● **STATED EXERCISE**:
Could you copy every line from the material below in which "this" appears?
--- BEGIN LISTED ENTRIES ---
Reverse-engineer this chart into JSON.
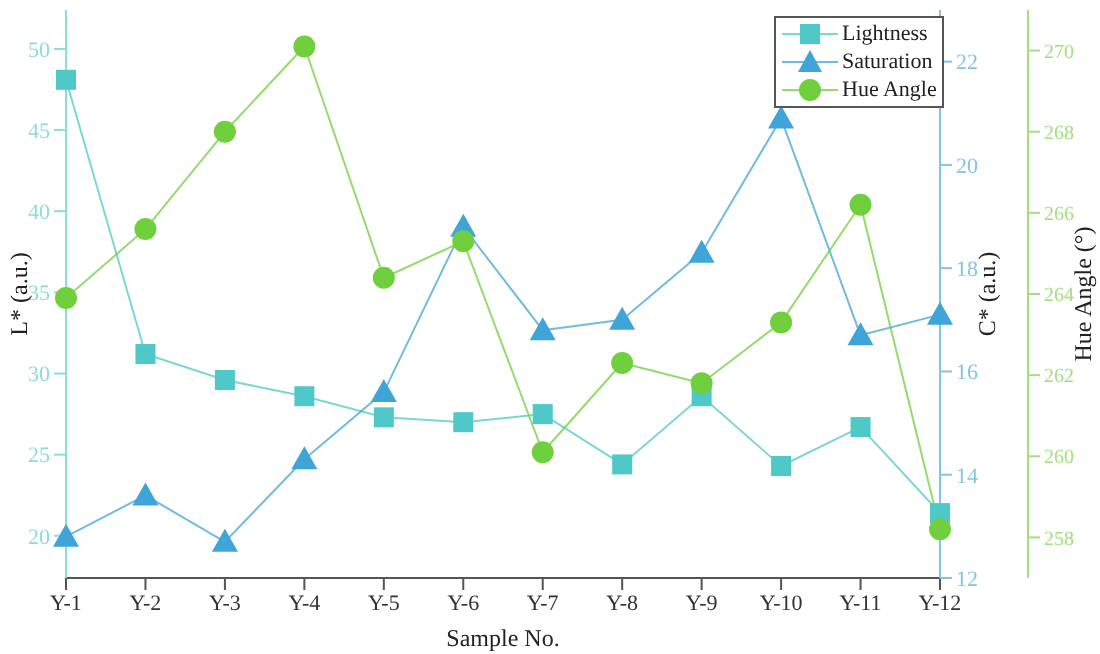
{
  "chart_data": {
    "type": "line",
    "xlabel": "Sample No.",
    "ylabel": "L* (a.u.)",
    "y2label": "C* (a.u.)",
    "y3label": "Hue Angle (°)",
    "categories": [
      "Y-1",
      "Y-2",
      "Y-3",
      "Y-4",
      "Y-5",
      "Y-6",
      "Y-7",
      "Y-8",
      "Y-9",
      "Y-10",
      "Y-11",
      "Y-12"
    ],
    "ylim": [
      17.4,
      52.4
    ],
    "yticks": [
      20,
      25,
      30,
      35,
      40,
      45,
      50
    ],
    "y2lim": [
      12,
      23
    ],
    "y2ticks": [
      12,
      14,
      16,
      18,
      20,
      22
    ],
    "y3lim": [
      257,
      271
    ],
    "y3ticks": [
      258,
      260,
      262,
      264,
      266,
      268,
      270
    ],
    "legend": "top right",
    "grid": false,
    "series": [
      {
        "name": "Lightness",
        "color": "#4fc8c8",
        "marker": "square",
        "values": [
          48.1,
          31.2,
          29.6,
          28.6,
          27.3,
          27.0,
          27.5,
          24.4,
          28.6,
          24.3,
          26.7,
          21.4
        ]
      },
      {
        "name": "Saturation",
        "color": "#3fa4d8",
        "marker": "triangle",
        "axis": "y2",
        "values": [
          12.8,
          13.6,
          12.7,
          14.3,
          15.6,
          18.8,
          16.8,
          17.0,
          18.3,
          20.9,
          16.7,
          17.1
        ]
      },
      {
        "name": "Hue Angle",
        "color": "#6fcf3c",
        "marker": "circle",
        "axis": "y3",
        "values": [
          263.9,
          265.6,
          268.0,
          270.1,
          264.4,
          265.3,
          260.1,
          262.3,
          261.8,
          263.3,
          266.2,
          258.2
        ]
      }
    ]
  }
}
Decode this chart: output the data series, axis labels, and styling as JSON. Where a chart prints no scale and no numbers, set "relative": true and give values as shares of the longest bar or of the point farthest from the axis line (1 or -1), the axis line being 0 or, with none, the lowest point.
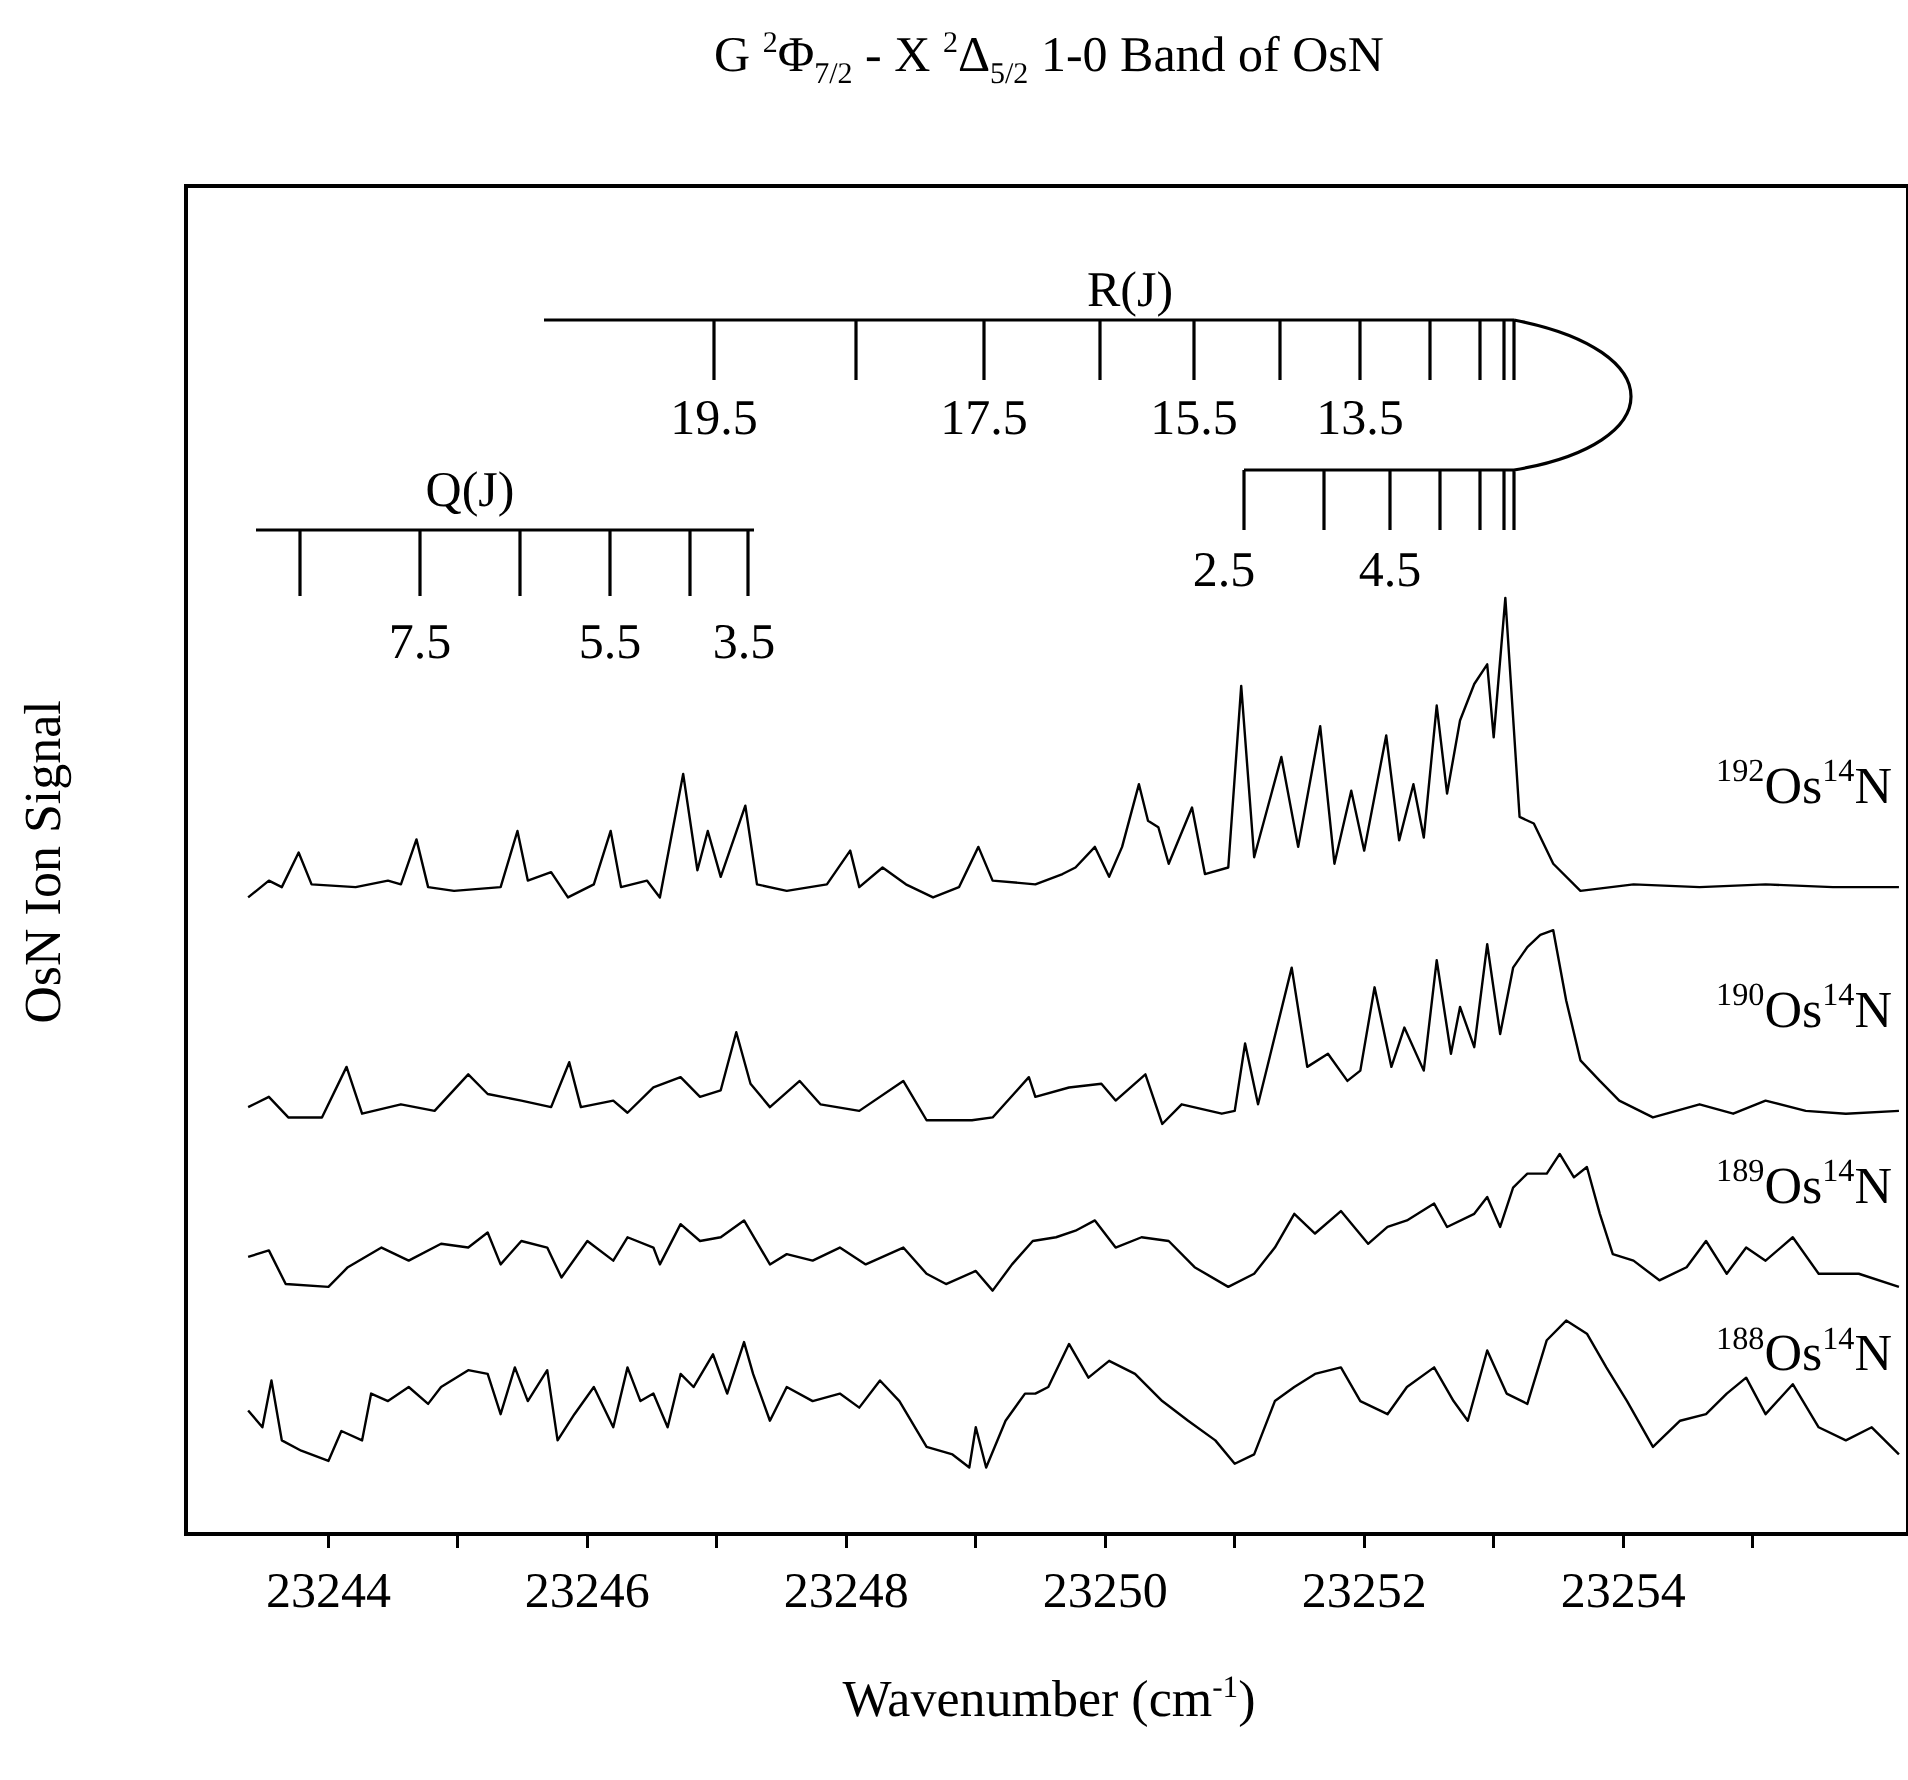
{
  "chart_data": {
    "type": "line",
    "title": "G $^{2}$Φ$_{7/2}$ - X $^{2}$Δ$_{5/2}$ 1-0 Band of OsN",
    "xlabel": "Wavenumber (cm$^{-1}$)",
    "ylabel": "OsN Ion Signal",
    "relative": true,
    "legend": false,
    "grid": false,
    "marker": "none",
    "xlim": [
      23242.9,
      23256.2
    ],
    "xticks": [
      23244,
      {
        "value": 23245,
        "label": null
      },
      23246,
      {
        "value": 23247,
        "label": null
      },
      23248,
      {
        "value": 23249,
        "label": null
      },
      23250,
      {
        "value": 23251,
        "label": null
      },
      23252,
      {
        "value": 23253,
        "label": null
      },
      23254,
      {
        "value": 23255,
        "label": null
      }
    ],
    "annotations": [
      "R(J)",
      "19.5",
      "17.5",
      "15.5",
      "13.5",
      "Q(J)",
      "2.5",
      "4.5",
      "7.5",
      "5.5",
      "3.5"
    ],
    "series": [
      {
        "name": "$^{192}$Os$^{14}$N",
        "color": "#000000",
        "x": [
          23243.38,
          23243.54,
          23243.64,
          23243.77,
          23243.87,
          23244.21,
          23244.46,
          23244.56,
          23244.68,
          23244.77,
          23244.97,
          23245.33,
          23245.46,
          23245.54,
          23245.72,
          23245.85,
          23246.05,
          23246.18,
          23246.26,
          23246.46,
          23246.56,
          23246.74,
          23246.85,
          23246.93,
          23247.03,
          23247.22,
          23247.31,
          23247.54,
          23247.85,
          23248.03,
          23248.1,
          23248.28,
          23248.46,
          23248.67,
          23248.87,
          23249.02,
          23249.13,
          23249.46,
          23249.67,
          23249.77,
          23249.92,
          23250.03,
          23250.13,
          23250.26,
          23250.33,
          23250.41,
          23250.49,
          23250.67,
          23250.77,
          23250.95,
          23251.05,
          23251.15,
          23251.36,
          23251.49,
          23251.66,
          23251.77,
          23251.9,
          23252.0,
          23252.17,
          23252.27,
          23252.38,
          23252.46,
          23252.56,
          23252.64,
          23252.74,
          23252.85,
          23252.95,
          23253.0,
          23253.09,
          23253.2,
          23253.31,
          23253.46,
          23253.67,
          23254.08,
          23254.59,
          23255.1,
          23255.62,
          23256.13
        ],
        "values": [
          0.68,
          0.698,
          0.691,
          0.728,
          0.694,
          0.691,
          0.698,
          0.694,
          0.742,
          0.691,
          0.687,
          0.691,
          0.751,
          0.698,
          0.707,
          0.68,
          0.694,
          0.751,
          0.691,
          0.698,
          0.68,
          0.812,
          0.709,
          0.751,
          0.702,
          0.778,
          0.694,
          0.687,
          0.694,
          0.73,
          0.691,
          0.712,
          0.694,
          0.68,
          0.691,
          0.734,
          0.698,
          0.694,
          0.705,
          0.712,
          0.734,
          0.702,
          0.734,
          0.801,
          0.762,
          0.755,
          0.716,
          0.776,
          0.705,
          0.712,
          0.906,
          0.723,
          0.83,
          0.734,
          0.863,
          0.716,
          0.794,
          0.73,
          0.853,
          0.741,
          0.801,
          0.744,
          0.885,
          0.791,
          0.869,
          0.908,
          0.929,
          0.851,
          1.0,
          0.766,
          0.759,
          0.716,
          0.687,
          0.694,
          0.691,
          0.694,
          0.691,
          0.691
        ]
      },
      {
        "name": "$^{190}$Os$^{14}$N",
        "color": "#000000",
        "x": [
          23243.38,
          23243.54,
          23243.69,
          23243.95,
          23244.14,
          23244.26,
          23244.56,
          23244.82,
          23245.08,
          23245.23,
          23245.49,
          23245.72,
          23245.86,
          23245.95,
          23246.2,
          23246.31,
          23246.51,
          23246.72,
          23246.87,
          23247.03,
          23247.15,
          23247.26,
          23247.41,
          23247.64,
          23247.8,
          23248.1,
          23248.44,
          23248.62,
          23248.97,
          23249.13,
          23249.41,
          23249.46,
          23249.72,
          23249.97,
          23250.08,
          23250.31,
          23250.44,
          23250.59,
          23250.9,
          23251.0,
          23251.08,
          23251.18,
          23251.44,
          23251.56,
          23251.72,
          23251.87,
          23251.97,
          23252.08,
          23252.21,
          23252.31,
          23252.46,
          23252.56,
          23252.67,
          23252.74,
          23252.85,
          23252.95,
          23253.05,
          23253.15,
          23253.26,
          23253.36,
          23253.46,
          23253.56,
          23253.67,
          23253.82,
          23253.97,
          23254.23,
          23254.59,
          23254.85,
          23255.1,
          23255.41,
          23255.72,
          23256.13
        ],
        "values": [
          0.456,
          0.467,
          0.445,
          0.445,
          0.499,
          0.449,
          0.459,
          0.452,
          0.491,
          0.47,
          0.463,
          0.456,
          0.504,
          0.456,
          0.463,
          0.45,
          0.477,
          0.488,
          0.467,
          0.474,
          0.536,
          0.481,
          0.456,
          0.484,
          0.459,
          0.452,
          0.484,
          0.442,
          0.442,
          0.445,
          0.488,
          0.467,
          0.477,
          0.481,
          0.463,
          0.491,
          0.438,
          0.459,
          0.449,
          0.452,
          0.524,
          0.459,
          0.605,
          0.499,
          0.513,
          0.484,
          0.495,
          0.584,
          0.499,
          0.541,
          0.495,
          0.613,
          0.513,
          0.563,
          0.52,
          0.63,
          0.534,
          0.605,
          0.627,
          0.64,
          0.645,
          0.57,
          0.506,
          0.484,
          0.463,
          0.445,
          0.459,
          0.449,
          0.463,
          0.452,
          0.449,
          0.452
        ]
      },
      {
        "name": "$^{189}$Os$^{14}$N",
        "color": "#000000",
        "x": [
          23243.38,
          23243.54,
          23243.67,
          23244.0,
          23244.15,
          23244.41,
          23244.62,
          23244.87,
          23245.08,
          23245.23,
          23245.33,
          23245.49,
          23245.69,
          23245.8,
          23246.0,
          23246.2,
          23246.31,
          23246.51,
          23246.56,
          23246.72,
          23246.87,
          23247.03,
          23247.21,
          23247.41,
          23247.54,
          23247.74,
          23247.95,
          23248.15,
          23248.44,
          23248.62,
          23248.77,
          23249.0,
          23249.13,
          23249.28,
          23249.44,
          23249.62,
          23249.77,
          23249.92,
          23250.08,
          23250.28,
          23250.49,
          23250.69,
          23250.95,
          23251.15,
          23251.31,
          23251.46,
          23251.62,
          23251.82,
          23252.03,
          23252.18,
          23252.33,
          23252.54,
          23252.64,
          23252.85,
          23252.95,
          23253.05,
          23253.15,
          23253.26,
          23253.41,
          23253.51,
          23253.62,
          23253.72,
          23253.82,
          23253.92,
          23254.08,
          23254.28,
          23254.49,
          23254.64,
          23254.8,
          23254.95,
          23255.1,
          23255.31,
          23255.51,
          23255.82,
          23256.13
        ],
        "values": [
          0.296,
          0.303,
          0.267,
          0.264,
          0.285,
          0.306,
          0.292,
          0.31,
          0.306,
          0.322,
          0.288,
          0.313,
          0.306,
          0.274,
          0.313,
          0.292,
          0.317,
          0.306,
          0.288,
          0.331,
          0.313,
          0.317,
          0.335,
          0.288,
          0.299,
          0.292,
          0.306,
          0.288,
          0.306,
          0.278,
          0.267,
          0.281,
          0.26,
          0.288,
          0.313,
          0.317,
          0.324,
          0.335,
          0.306,
          0.317,
          0.313,
          0.285,
          0.264,
          0.278,
          0.306,
          0.342,
          0.321,
          0.345,
          0.31,
          0.328,
          0.335,
          0.353,
          0.328,
          0.342,
          0.36,
          0.328,
          0.37,
          0.385,
          0.385,
          0.406,
          0.381,
          0.392,
          0.342,
          0.299,
          0.292,
          0.271,
          0.285,
          0.313,
          0.278,
          0.306,
          0.292,
          0.317,
          0.278,
          0.278,
          0.264
        ]
      },
      {
        "name": "$^{188}$Os$^{14}$N",
        "color": "#000000",
        "x": [
          23243.38,
          23243.49,
          23243.56,
          23243.64,
          23243.79,
          23244.0,
          23244.1,
          23244.26,
          23244.33,
          23244.46,
          23244.62,
          23244.77,
          23244.87,
          23245.08,
          23245.23,
          23245.33,
          23245.44,
          23245.54,
          23245.69,
          23245.77,
          23245.9,
          23246.05,
          23246.2,
          23246.31,
          23246.41,
          23246.51,
          23246.62,
          23246.72,
          23246.82,
          23246.97,
          23247.08,
          23247.21,
          23247.28,
          23247.41,
          23247.54,
          23247.74,
          23247.95,
          23248.1,
          23248.26,
          23248.41,
          23248.62,
          23248.82,
          23248.95,
          23249.0,
          23249.08,
          23249.23,
          23249.38,
          23249.46,
          23249.56,
          23249.72,
          23249.87,
          23250.03,
          23250.23,
          23250.44,
          23250.64,
          23250.85,
          23251.0,
          23251.15,
          23251.31,
          23251.46,
          23251.62,
          23251.82,
          23251.97,
          23252.18,
          23252.33,
          23252.54,
          23252.69,
          23252.8,
          23252.95,
          23253.1,
          23253.26,
          23253.41,
          23253.56,
          23253.72,
          23253.87,
          23254.03,
          23254.23,
          23254.44,
          23254.64,
          23254.8,
          23254.95,
          23255.1,
          23255.31,
          23255.51,
          23255.72,
          23255.92,
          23256.13
        ],
        "values": [
          0.132,
          0.114,
          0.164,
          0.1,
          0.089,
          0.078,
          0.11,
          0.1,
          0.15,
          0.142,
          0.157,
          0.139,
          0.157,
          0.175,
          0.171,
          0.128,
          0.178,
          0.142,
          0.175,
          0.1,
          0.128,
          0.157,
          0.114,
          0.178,
          0.142,
          0.15,
          0.114,
          0.171,
          0.157,
          0.192,
          0.15,
          0.205,
          0.171,
          0.121,
          0.157,
          0.142,
          0.15,
          0.135,
          0.164,
          0.142,
          0.093,
          0.085,
          0.071,
          0.114,
          0.071,
          0.121,
          0.15,
          0.15,
          0.157,
          0.203,
          0.167,
          0.185,
          0.171,
          0.142,
          0.121,
          0.1,
          0.075,
          0.085,
          0.142,
          0.157,
          0.171,
          0.178,
          0.142,
          0.128,
          0.157,
          0.178,
          0.142,
          0.121,
          0.196,
          0.15,
          0.139,
          0.207,
          0.228,
          0.214,
          0.178,
          0.142,
          0.093,
          0.121,
          0.128,
          0.15,
          0.167,
          0.128,
          0.16,
          0.114,
          0.1,
          0.114,
          0.085
        ]
      }
    ]
  }
}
--- END LISTED ENTRIES ---
● **FINISHED TASK**:
Reverse-engineer this chart into JSON.
Decode this chart: output the data series, axis labels, and styling as JSON. Where a chart prints no scale and no numbers, set "relative": true and give values as shares of the longest bar or of the point farthest from the axis line (1 or -1), the axis line being 0 or, with none, the lowest point.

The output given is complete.